[Stored data]
_ _ _ _ _ _ _

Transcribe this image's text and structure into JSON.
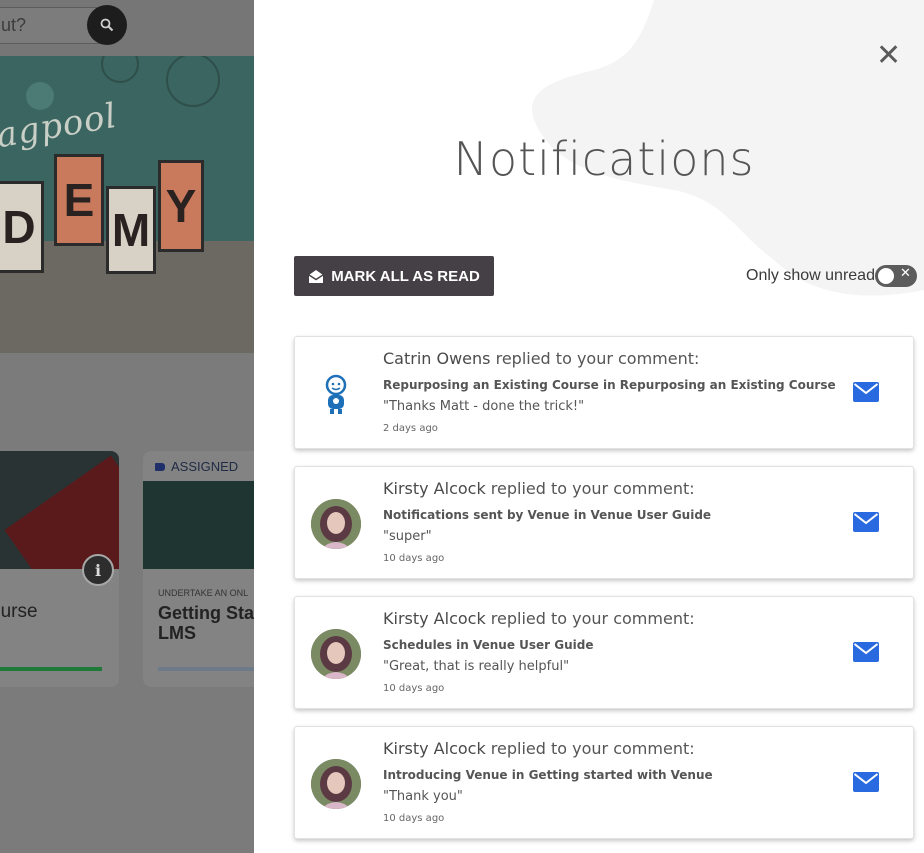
{
  "background": {
    "search_text": "ut?",
    "hero_text": "agpool",
    "hero_letters": [
      "D",
      "E",
      "M",
      "Y"
    ],
    "card1_title": "ourse",
    "card2_badge": "ASSIGNED",
    "card2_overline": "UNDERTAKE AN ONL",
    "card2_title_line1": "Getting Star",
    "card2_title_line2": "LMS",
    "info_glyph": "i"
  },
  "panel": {
    "title": "Notifications",
    "close_glyph": "✕",
    "mark_all_label": "MARK ALL AS READ",
    "only_unread_label": "Only show unread",
    "toggle_off_glyph": "✕",
    "only_unread": false
  },
  "notifications": [
    {
      "author": "Catrin Owens",
      "action": " replied to your comment:",
      "course": "Repurposing an Existing Course in Repurposing an Existing Course",
      "quote": "\"Thanks Matt - done the trick!\"",
      "time": "2 days ago",
      "avatar": "robot-mascot"
    },
    {
      "author": "Kirsty Alcock",
      "action": " replied to your comment:",
      "course": "Notifications sent by Venue in Venue User Guide",
      "quote": "\"super\"",
      "time": "10 days ago",
      "avatar": "photo"
    },
    {
      "author": "Kirsty Alcock",
      "action": " replied to your comment:",
      "course": "Schedules in Venue User Guide",
      "quote": "\"Great, that is really helpful\"",
      "time": "10 days ago",
      "avatar": "photo"
    },
    {
      "author": "Kirsty Alcock",
      "action": " replied to your comment:",
      "course": "Introducing Venue in Getting started with Venue",
      "quote": "\"Thank you\"",
      "time": "10 days ago",
      "avatar": "photo"
    }
  ],
  "colors": {
    "mail_icon": "#2a6ae0",
    "mark_button_bg": "#454045",
    "accent_green": "#1f7a3a"
  }
}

_ _ _ _ _ _ _

From the listing above, copy every line that holds the string "Venue".

      "course": "Notifications sent by Venue in Venue User Guide",
      "course": "Schedules in Venue User Guide",
      "course": "Introducing Venue in Getting started with Venue",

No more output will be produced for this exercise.